> [Exercise instructions]: List each line holding the string "художника".

-- start of Raw records --

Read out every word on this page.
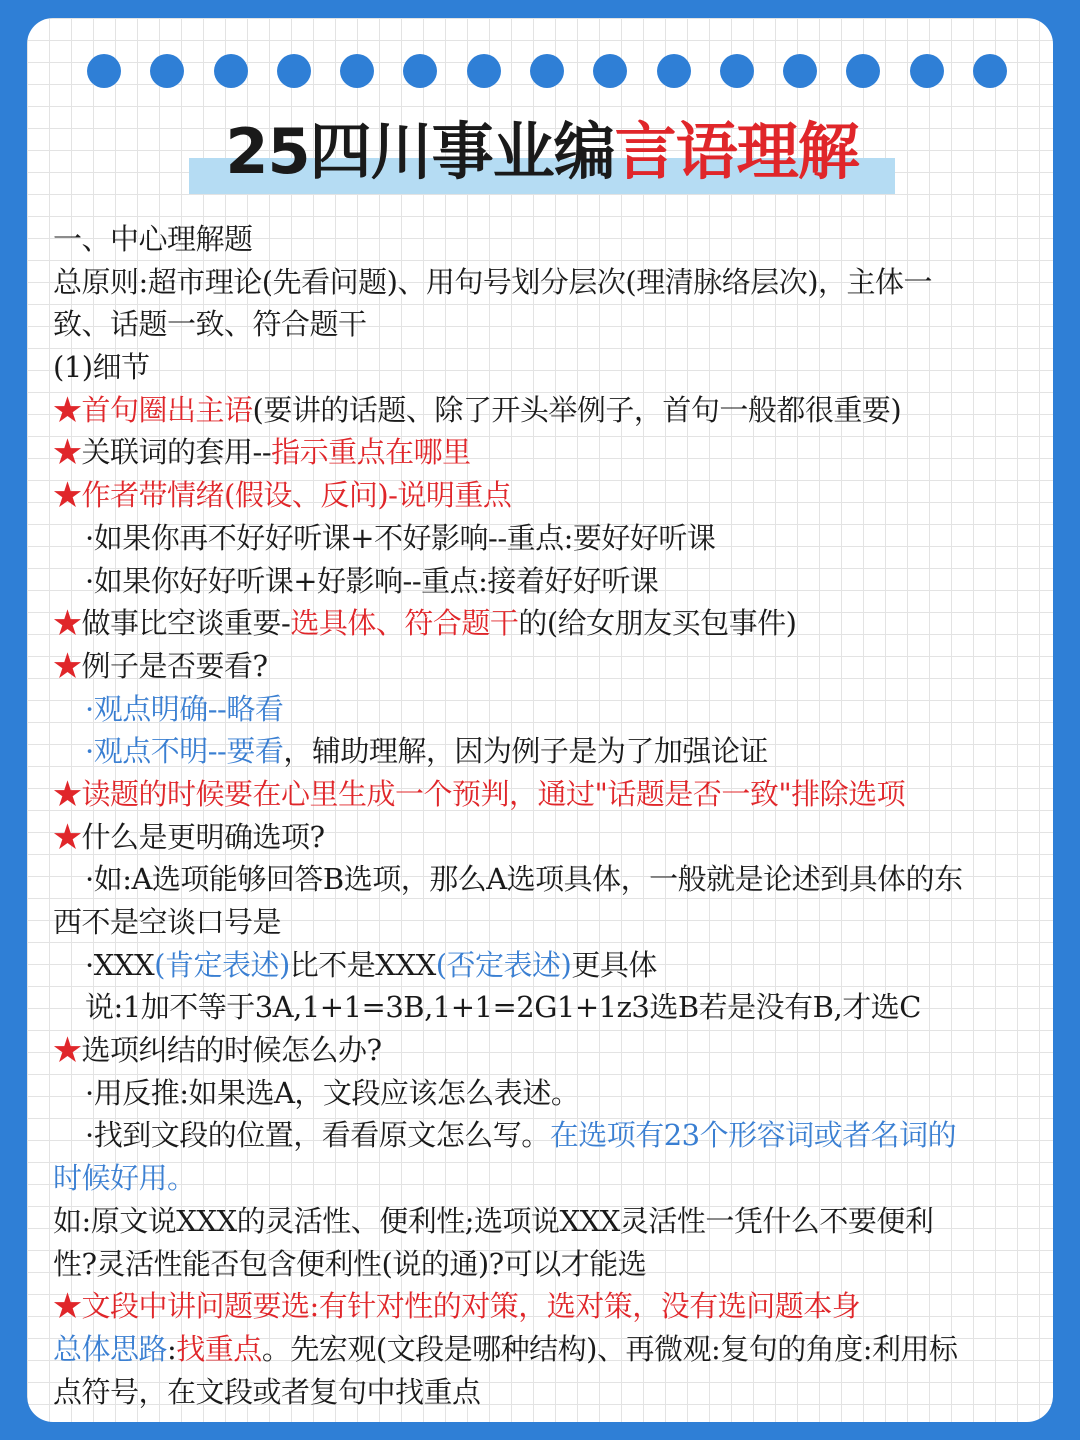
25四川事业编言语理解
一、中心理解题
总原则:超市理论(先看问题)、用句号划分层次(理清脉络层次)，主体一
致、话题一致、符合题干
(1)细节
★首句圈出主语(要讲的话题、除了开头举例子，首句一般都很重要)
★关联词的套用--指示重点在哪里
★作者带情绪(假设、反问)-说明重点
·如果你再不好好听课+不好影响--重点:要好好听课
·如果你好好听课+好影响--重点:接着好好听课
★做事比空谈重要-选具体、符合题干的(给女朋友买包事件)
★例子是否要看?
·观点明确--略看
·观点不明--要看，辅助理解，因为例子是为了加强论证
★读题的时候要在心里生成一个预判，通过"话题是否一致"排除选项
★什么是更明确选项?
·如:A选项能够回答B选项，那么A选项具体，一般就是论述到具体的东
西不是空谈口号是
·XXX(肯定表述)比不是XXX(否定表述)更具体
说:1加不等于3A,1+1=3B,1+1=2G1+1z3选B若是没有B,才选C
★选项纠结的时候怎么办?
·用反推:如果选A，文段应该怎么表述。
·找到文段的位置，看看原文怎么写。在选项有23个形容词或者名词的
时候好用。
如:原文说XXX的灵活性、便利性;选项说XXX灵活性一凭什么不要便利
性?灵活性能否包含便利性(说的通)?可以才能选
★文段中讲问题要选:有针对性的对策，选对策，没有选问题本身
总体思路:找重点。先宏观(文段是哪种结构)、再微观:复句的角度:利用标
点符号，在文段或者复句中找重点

-- end of Raw records --
-- start of Raw records --

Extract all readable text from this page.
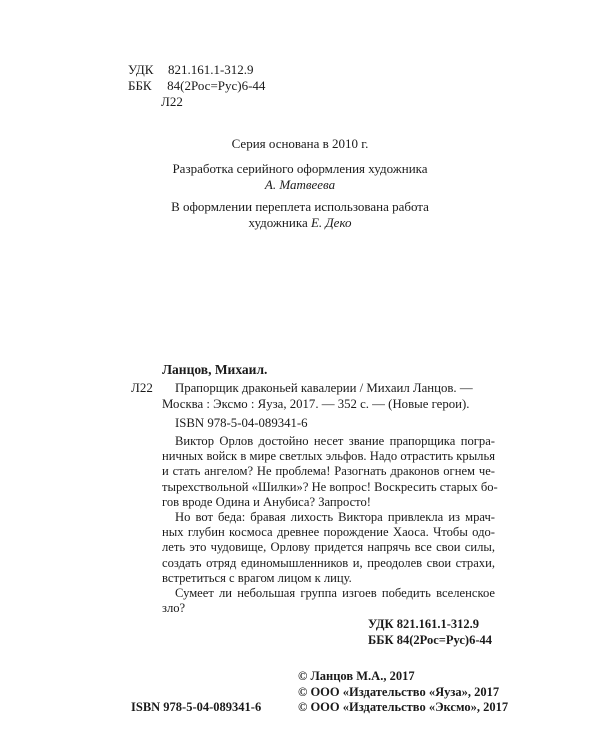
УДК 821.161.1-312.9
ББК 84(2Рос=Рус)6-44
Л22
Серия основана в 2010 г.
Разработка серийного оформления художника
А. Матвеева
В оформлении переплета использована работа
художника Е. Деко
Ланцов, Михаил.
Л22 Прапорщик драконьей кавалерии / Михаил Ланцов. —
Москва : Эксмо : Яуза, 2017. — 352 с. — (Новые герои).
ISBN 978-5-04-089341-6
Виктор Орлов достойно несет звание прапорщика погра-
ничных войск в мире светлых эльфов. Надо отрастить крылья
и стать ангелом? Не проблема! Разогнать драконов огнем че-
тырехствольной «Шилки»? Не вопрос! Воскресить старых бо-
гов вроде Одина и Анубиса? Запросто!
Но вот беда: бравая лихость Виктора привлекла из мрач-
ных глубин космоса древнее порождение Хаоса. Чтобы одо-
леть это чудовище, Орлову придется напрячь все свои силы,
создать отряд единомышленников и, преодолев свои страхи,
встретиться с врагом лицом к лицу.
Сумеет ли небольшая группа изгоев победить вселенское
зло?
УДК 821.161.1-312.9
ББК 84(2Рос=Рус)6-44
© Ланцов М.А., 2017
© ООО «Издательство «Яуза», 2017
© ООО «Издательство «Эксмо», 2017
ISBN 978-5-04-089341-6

-- end of Raw records --

> [Complete output]:
Разработка серийного оформления художника
художника Е. Деко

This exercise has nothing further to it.